| Stated task |
Would you repeat the listing exactly but omit every picture?

| Stored items from a collection |
######

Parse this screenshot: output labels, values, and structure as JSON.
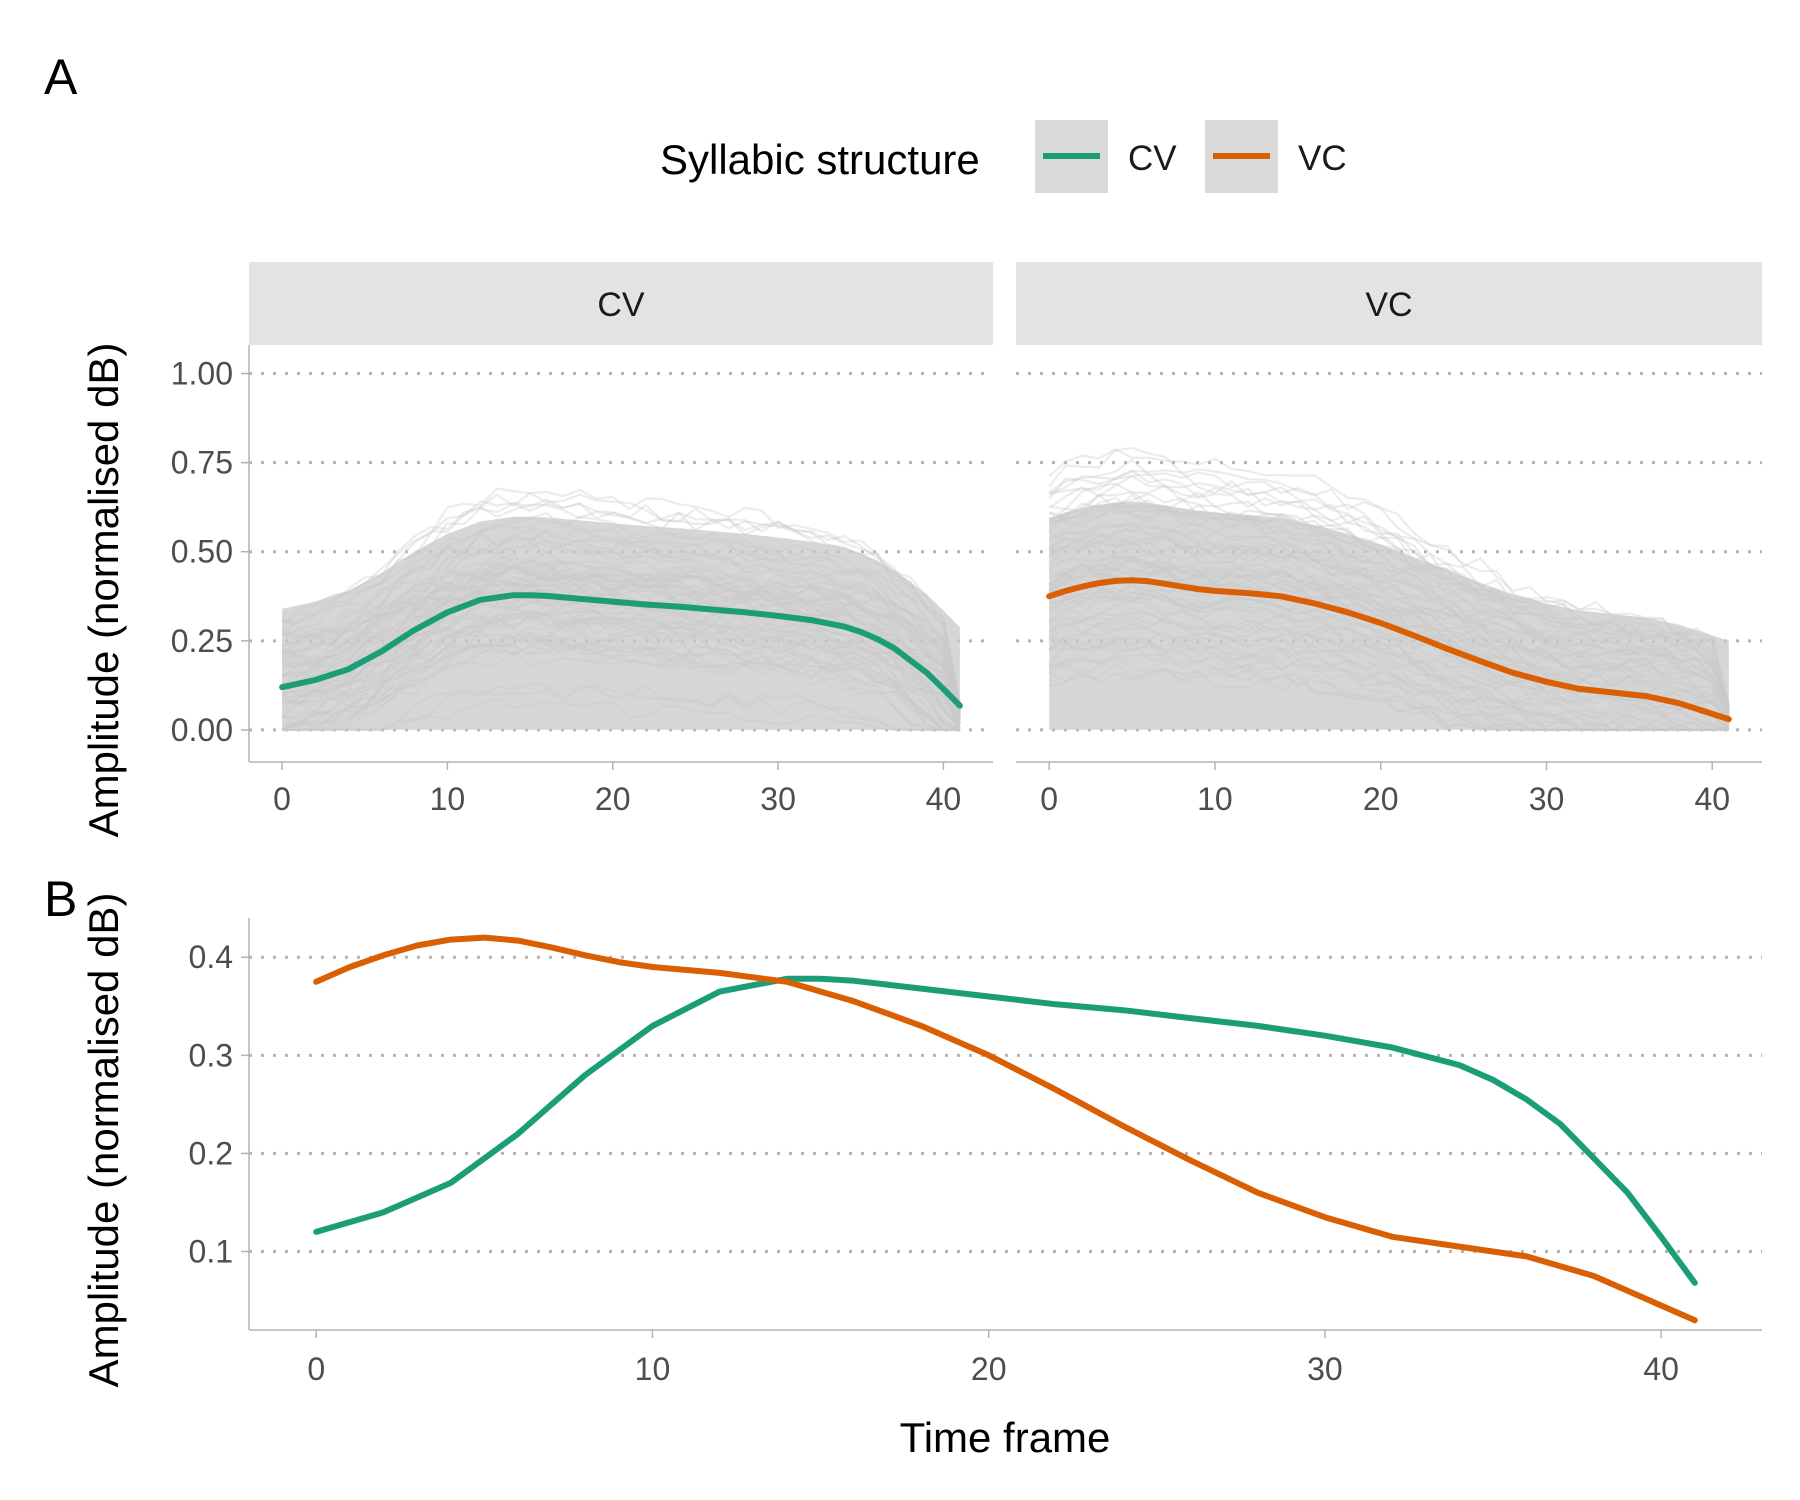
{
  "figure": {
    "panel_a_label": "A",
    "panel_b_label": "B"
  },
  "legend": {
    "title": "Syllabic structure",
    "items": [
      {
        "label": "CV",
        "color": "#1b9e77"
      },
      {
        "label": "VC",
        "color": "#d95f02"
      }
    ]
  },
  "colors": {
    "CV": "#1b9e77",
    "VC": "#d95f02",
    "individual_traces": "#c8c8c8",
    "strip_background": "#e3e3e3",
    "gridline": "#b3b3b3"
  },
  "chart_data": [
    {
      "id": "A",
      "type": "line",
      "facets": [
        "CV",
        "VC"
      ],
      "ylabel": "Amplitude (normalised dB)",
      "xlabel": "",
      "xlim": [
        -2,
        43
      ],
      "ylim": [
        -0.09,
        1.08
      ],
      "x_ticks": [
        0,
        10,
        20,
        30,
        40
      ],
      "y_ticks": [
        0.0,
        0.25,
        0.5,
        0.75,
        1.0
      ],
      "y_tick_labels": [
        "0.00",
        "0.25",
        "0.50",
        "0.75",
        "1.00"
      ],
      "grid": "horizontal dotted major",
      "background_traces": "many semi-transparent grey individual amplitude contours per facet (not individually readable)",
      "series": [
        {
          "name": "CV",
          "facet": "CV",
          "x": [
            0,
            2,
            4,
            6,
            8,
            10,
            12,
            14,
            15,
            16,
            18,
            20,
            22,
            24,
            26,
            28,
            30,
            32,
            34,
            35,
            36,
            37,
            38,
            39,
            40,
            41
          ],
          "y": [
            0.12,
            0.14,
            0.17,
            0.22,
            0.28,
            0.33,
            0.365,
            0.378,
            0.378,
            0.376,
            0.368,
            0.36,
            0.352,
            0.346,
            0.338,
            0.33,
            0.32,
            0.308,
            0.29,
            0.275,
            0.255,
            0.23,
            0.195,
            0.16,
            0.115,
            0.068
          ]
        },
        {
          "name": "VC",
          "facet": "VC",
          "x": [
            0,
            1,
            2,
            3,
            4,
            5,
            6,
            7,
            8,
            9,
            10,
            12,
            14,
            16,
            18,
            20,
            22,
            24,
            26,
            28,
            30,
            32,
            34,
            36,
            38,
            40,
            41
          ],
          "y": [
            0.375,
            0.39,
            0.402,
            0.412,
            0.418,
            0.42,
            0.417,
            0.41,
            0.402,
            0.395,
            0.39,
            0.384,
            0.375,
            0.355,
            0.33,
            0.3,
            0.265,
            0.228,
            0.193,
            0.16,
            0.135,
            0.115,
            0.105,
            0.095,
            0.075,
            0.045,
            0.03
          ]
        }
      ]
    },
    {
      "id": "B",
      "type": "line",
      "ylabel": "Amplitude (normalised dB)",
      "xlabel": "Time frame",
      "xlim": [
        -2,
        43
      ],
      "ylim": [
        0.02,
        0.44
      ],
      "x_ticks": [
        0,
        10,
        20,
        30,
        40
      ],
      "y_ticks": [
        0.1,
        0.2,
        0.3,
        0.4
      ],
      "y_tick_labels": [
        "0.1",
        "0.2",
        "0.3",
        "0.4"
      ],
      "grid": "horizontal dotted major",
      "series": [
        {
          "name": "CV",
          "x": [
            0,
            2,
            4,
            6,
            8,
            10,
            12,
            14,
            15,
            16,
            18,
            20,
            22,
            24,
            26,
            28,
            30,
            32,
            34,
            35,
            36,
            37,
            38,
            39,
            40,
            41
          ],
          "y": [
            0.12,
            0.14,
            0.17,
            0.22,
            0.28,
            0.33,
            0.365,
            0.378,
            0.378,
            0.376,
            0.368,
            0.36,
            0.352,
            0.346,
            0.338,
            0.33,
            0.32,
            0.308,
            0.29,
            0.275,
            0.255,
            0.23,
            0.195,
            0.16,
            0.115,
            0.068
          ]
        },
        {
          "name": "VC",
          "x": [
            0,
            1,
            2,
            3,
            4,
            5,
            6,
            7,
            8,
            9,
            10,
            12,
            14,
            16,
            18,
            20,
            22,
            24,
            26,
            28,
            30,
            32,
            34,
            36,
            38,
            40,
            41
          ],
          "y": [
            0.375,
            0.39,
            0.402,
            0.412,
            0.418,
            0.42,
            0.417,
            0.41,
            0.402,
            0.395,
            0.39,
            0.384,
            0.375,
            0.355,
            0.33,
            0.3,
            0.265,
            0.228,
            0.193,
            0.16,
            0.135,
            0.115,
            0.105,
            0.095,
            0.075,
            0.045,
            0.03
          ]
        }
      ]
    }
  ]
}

######

| Exercise output |
Parse this screenshot: output labels, values, and structure as JSON.
{
  "figure": {
    "panel_a_label": "A",
    "panel_b_label": "B"
  },
  "legend": {
    "title": "Syllabic structure",
    "items": [
      {
        "label": "CV",
        "color": "#1b9e77"
      },
      {
        "label": "VC",
        "color": "#d95f02"
      }
    ]
  },
  "colors": {
    "CV": "#1b9e77",
    "VC": "#d95f02",
    "individual_traces": "#c8c8c8",
    "strip_background": "#e3e3e3",
    "gridline": "#b3b3b3"
  },
  "chart_data": [
    {
      "id": "A",
      "type": "line",
      "facets": [
        "CV",
        "VC"
      ],
      "ylabel": "Amplitude (normalised dB)",
      "xlabel": "",
      "xlim": [
        -2,
        43
      ],
      "ylim": [
        -0.09,
        1.08
      ],
      "x_ticks": [
        0,
        10,
        20,
        30,
        40
      ],
      "y_ticks": [
        0.0,
        0.25,
        0.5,
        0.75,
        1.0
      ],
      "y_tick_labels": [
        "0.00",
        "0.25",
        "0.50",
        "0.75",
        "1.00"
      ],
      "grid": "horizontal dotted major",
      "background_traces": "many semi-transparent grey individual amplitude contours per facet (not individually readable)",
      "series": [
        {
          "name": "CV",
          "facet": "CV",
          "x": [
            0,
            2,
            4,
            6,
            8,
            10,
            12,
            14,
            15,
            16,
            18,
            20,
            22,
            24,
            26,
            28,
            30,
            32,
            34,
            35,
            36,
            37,
            38,
            39,
            40,
            41
          ],
          "y": [
            0.12,
            0.14,
            0.17,
            0.22,
            0.28,
            0.33,
            0.365,
            0.378,
            0.378,
            0.376,
            0.368,
            0.36,
            0.352,
            0.346,
            0.338,
            0.33,
            0.32,
            0.308,
            0.29,
            0.275,
            0.255,
            0.23,
            0.195,
            0.16,
            0.115,
            0.068
          ]
        },
        {
          "name": "VC",
          "facet": "VC",
          "x": [
            0,
            1,
            2,
            3,
            4,
            5,
            6,
            7,
            8,
            9,
            10,
            12,
            14,
            16,
            18,
            20,
            22,
            24,
            26,
            28,
            30,
            32,
            34,
            36,
            38,
            40,
            41
          ],
          "y": [
            0.375,
            0.39,
            0.402,
            0.412,
            0.418,
            0.42,
            0.417,
            0.41,
            0.402,
            0.395,
            0.39,
            0.384,
            0.375,
            0.355,
            0.33,
            0.3,
            0.265,
            0.228,
            0.193,
            0.16,
            0.135,
            0.115,
            0.105,
            0.095,
            0.075,
            0.045,
            0.03
          ]
        }
      ]
    },
    {
      "id": "B",
      "type": "line",
      "ylabel": "Amplitude (normalised dB)",
      "xlabel": "Time frame",
      "xlim": [
        -2,
        43
      ],
      "ylim": [
        0.02,
        0.44
      ],
      "x_ticks": [
        0,
        10,
        20,
        30,
        40
      ],
      "y_ticks": [
        0.1,
        0.2,
        0.3,
        0.4
      ],
      "y_tick_labels": [
        "0.1",
        "0.2",
        "0.3",
        "0.4"
      ],
      "grid": "horizontal dotted major",
      "series": [
        {
          "name": "CV",
          "x": [
            0,
            2,
            4,
            6,
            8,
            10,
            12,
            14,
            15,
            16,
            18,
            20,
            22,
            24,
            26,
            28,
            30,
            32,
            34,
            35,
            36,
            37,
            38,
            39,
            40,
            41
          ],
          "y": [
            0.12,
            0.14,
            0.17,
            0.22,
            0.28,
            0.33,
            0.365,
            0.378,
            0.378,
            0.376,
            0.368,
            0.36,
            0.352,
            0.346,
            0.338,
            0.33,
            0.32,
            0.308,
            0.29,
            0.275,
            0.255,
            0.23,
            0.195,
            0.16,
            0.115,
            0.068
          ]
        },
        {
          "name": "VC",
          "x": [
            0,
            1,
            2,
            3,
            4,
            5,
            6,
            7,
            8,
            9,
            10,
            12,
            14,
            16,
            18,
            20,
            22,
            24,
            26,
            28,
            30,
            32,
            34,
            36,
            38,
            40,
            41
          ],
          "y": [
            0.375,
            0.39,
            0.402,
            0.412,
            0.418,
            0.42,
            0.417,
            0.41,
            0.402,
            0.395,
            0.39,
            0.384,
            0.375,
            0.355,
            0.33,
            0.3,
            0.265,
            0.228,
            0.193,
            0.16,
            0.135,
            0.115,
            0.105,
            0.095,
            0.075,
            0.045,
            0.03
          ]
        }
      ]
    }
  ]
}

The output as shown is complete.